Records for the exercise:
==*==

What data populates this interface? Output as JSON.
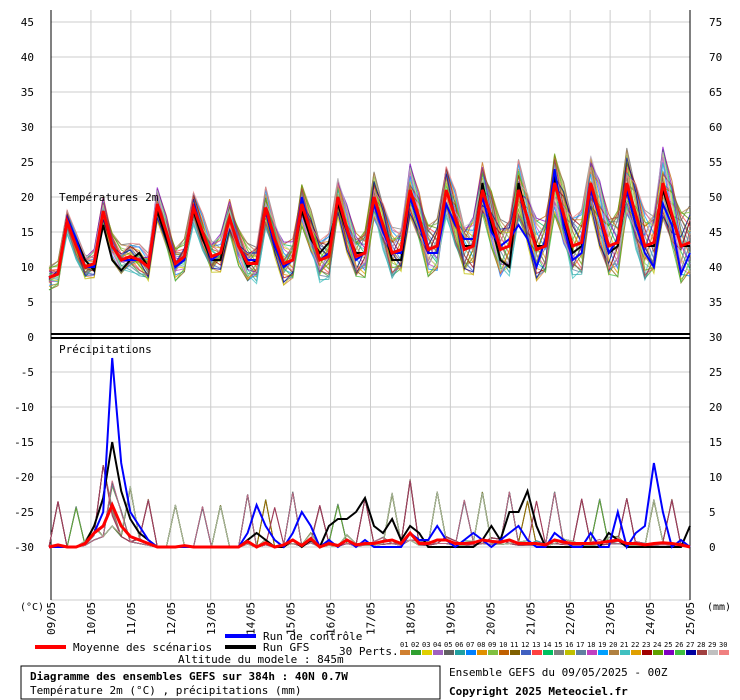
{
  "chart_data": {
    "type": "line",
    "x": [
      "09/05",
      "10/05",
      "11/05",
      "12/05",
      "13/05",
      "14/05",
      "15/05",
      "16/05",
      "17/05",
      "18/05",
      "19/05",
      "20/05",
      "21/05",
      "22/05",
      "23/05",
      "24/05",
      "25/05"
    ],
    "left_axis_ticks": [
      "45",
      "40",
      "35",
      "30",
      "25",
      "20",
      "15",
      "10",
      "5",
      "0",
      "-5",
      "-10",
      "-15",
      "-20",
      "-25",
      "-30"
    ],
    "right_axis_ticks": [
      "75",
      "70",
      "65",
      "60",
      "55",
      "50",
      "45",
      "40",
      "35",
      "30",
      "25",
      "20",
      "15",
      "10",
      "5",
      "0"
    ],
    "left_unit": "(°C)",
    "right_unit": "(mm)",
    "panel_labels": {
      "temperature": "Températures 2m",
      "precipitation": "Précipitations"
    },
    "temperature_panel": {
      "ylim": [
        5,
        45
      ],
      "series": [
        {
          "name": "Moyenne des scénarios",
          "color": "#ff0000",
          "values": [
            8.5,
            9,
            16.5,
            13,
            10,
            10.5,
            18,
            13,
            11,
            11.5,
            11,
            10,
            19,
            15,
            10.5,
            11.5,
            18.5,
            15,
            11.5,
            12,
            17,
            13,
            10.5,
            10.5,
            18.5,
            14,
            10.5,
            11,
            19,
            15,
            11,
            11.5,
            20,
            15.5,
            11.5,
            12,
            20,
            16,
            12,
            12.5,
            21,
            17,
            12.5,
            13,
            21,
            17,
            12.5,
            13,
            21,
            17,
            12.5,
            13,
            21,
            17,
            12.5,
            13,
            22,
            17.5,
            13,
            13.5,
            22,
            17.5,
            13,
            13.5,
            22,
            17.5,
            13,
            13.5,
            22,
            17.5,
            13,
            13.5
          ]
        },
        {
          "name": "Run de contrôle",
          "color": "#0000ff",
          "values": [
            8.5,
            9,
            17,
            14,
            10,
            10,
            18,
            13,
            11,
            11,
            11,
            10,
            19,
            15,
            10,
            11,
            19,
            15,
            11,
            12,
            17,
            13,
            11,
            11,
            18,
            13,
            10,
            11,
            20,
            15,
            11,
            12,
            20,
            15,
            11,
            12,
            19,
            15,
            12,
            12,
            20,
            16,
            12,
            12,
            19,
            16,
            14,
            14,
            20,
            15,
            13,
            14,
            16,
            14,
            10,
            14,
            24,
            16,
            11,
            12,
            21,
            17,
            12,
            14,
            21,
            16,
            12,
            10,
            19,
            16,
            9,
            12
          ]
        },
        {
          "name": "Run GFS",
          "color": "#000000",
          "values": [
            8.5,
            9,
            17,
            14,
            11,
            9.5,
            16,
            11,
            9.5,
            11,
            12,
            10,
            18,
            14,
            10,
            11,
            18,
            14,
            11,
            11,
            17,
            13,
            10,
            11,
            18,
            13,
            10,
            11,
            18,
            14,
            12,
            13.5,
            19,
            15,
            12,
            12,
            20,
            16,
            11,
            11,
            20,
            16,
            12,
            12,
            21,
            17,
            13,
            13,
            22,
            16,
            11,
            10,
            22,
            17,
            13,
            13,
            23,
            17,
            12,
            13,
            22,
            17,
            12,
            13,
            21,
            16,
            13,
            13,
            21,
            17,
            13,
            13
          ]
        }
      ]
    },
    "precipitation_panel": {
      "ylim": [
        0,
        30
      ],
      "series": [
        {
          "name": "Moyenne des scénarios",
          "color": "#ff0000",
          "values": [
            0,
            0.3,
            0,
            0,
            0.5,
            2,
            3,
            6,
            3,
            1.5,
            1,
            0.5,
            0,
            0,
            0,
            0.2,
            0,
            0,
            0,
            0,
            0,
            0,
            0.8,
            0,
            0.6,
            0,
            0.3,
            1,
            0.2,
            1.2,
            0,
            0.5,
            0.2,
            1,
            0.3,
            0.5,
            0.5,
            0.8,
            1,
            0.5,
            2,
            0.5,
            0.5,
            1,
            1,
            0.5,
            0.5,
            0.6,
            1,
            0.8,
            0.7,
            1,
            0.5,
            0.5,
            0.5,
            0.3,
            1,
            0.7,
            0.5,
            0.5,
            0.5,
            0.6,
            0.8,
            1,
            0.5,
            0.5,
            0.3,
            0.5,
            0.6,
            0.5,
            0.3,
            0
          ]
        },
        {
          "name": "Run de contrôle",
          "color": "#0000ff",
          "values": [
            0,
            0,
            0,
            0,
            0.5,
            2,
            5,
            27,
            12,
            5,
            3,
            1,
            0,
            0,
            0,
            0,
            0,
            0,
            0,
            0,
            0,
            0,
            2,
            6,
            3,
            1,
            0,
            2,
            5,
            3,
            0,
            1,
            0,
            1,
            0,
            1,
            0,
            0,
            0,
            0,
            2,
            1,
            1,
            3,
            1,
            0,
            1,
            2,
            1,
            0,
            1,
            2,
            3,
            1,
            0,
            0,
            2,
            1,
            0,
            0,
            2,
            0,
            0,
            5,
            0,
            2,
            3,
            12,
            5,
            0,
            1,
            0
          ]
        },
        {
          "name": "Run GFS",
          "color": "#000000",
          "values": [
            0,
            0,
            0,
            0,
            0.5,
            3,
            7,
            15,
            8,
            4,
            2,
            1,
            0,
            0,
            0,
            0,
            0,
            0,
            0,
            0,
            0,
            0,
            1,
            2,
            1,
            0,
            0,
            1,
            0,
            1,
            0,
            3,
            4,
            4,
            5,
            7,
            3,
            2,
            4,
            1,
            3,
            2,
            0,
            0,
            0,
            0,
            0,
            0,
            1,
            3,
            1,
            5,
            5,
            8,
            3,
            0,
            0,
            0,
            0,
            0,
            0,
            0,
            2,
            1,
            0,
            0,
            0,
            0,
            0,
            0,
            0,
            3
          ]
        }
      ]
    }
  },
  "legend": {
    "mean_label": "Moyenne des scénarios",
    "control_label": "Run de contrôle",
    "gfs_label": "Run GFS",
    "perts_label": "30 Perts.",
    "pert_numbers": [
      "01",
      "02",
      "03",
      "04",
      "05",
      "06",
      "07",
      "08",
      "09",
      "10",
      "11",
      "12",
      "13",
      "14",
      "15",
      "16",
      "17",
      "18",
      "19",
      "20",
      "21",
      "22",
      "23",
      "24",
      "25",
      "26",
      "27",
      "28",
      "29",
      "30"
    ],
    "pert_colors": [
      "#d08030",
      "#30a030",
      "#e0d000",
      "#a060c0",
      "#606060",
      "#20a0a0",
      "#0080ff",
      "#e09000",
      "#80c040",
      "#c06000",
      "#806000",
      "#4060c0",
      "#ff4040",
      "#00c060",
      "#808080",
      "#c0c000",
      "#6080a0",
      "#c040c0",
      "#00a0ff",
      "#b08040",
      "#40c0c0",
      "#e0a000",
      "#a00000",
      "#60a000",
      "#8000c0",
      "#40c040",
      "#0000a0",
      "#a04040",
      "#c0c0c0",
      "#f08080"
    ]
  },
  "footer": {
    "altitude": "Altitude du modele : 845m",
    "title": "Diagramme des ensembles GEFS sur 384h : 40N 0.7W",
    "subtitle": "Température 2m (°C) , précipitations (mm)",
    "ensemble": "Ensemble GEFS du 09/05/2025 - 00Z",
    "copyright": "Copyright 2025 Meteociel.fr"
  }
}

==*==

Stated exercise:
Which lines of the data include "GEFS"? Copy each of them.

Correct answer:
    "title": "Diagramme des ensembles GEFS sur 384h : 40N 0.7W",
    "ensemble": "Ensemble GEFS du 09/05/2025 - 00Z",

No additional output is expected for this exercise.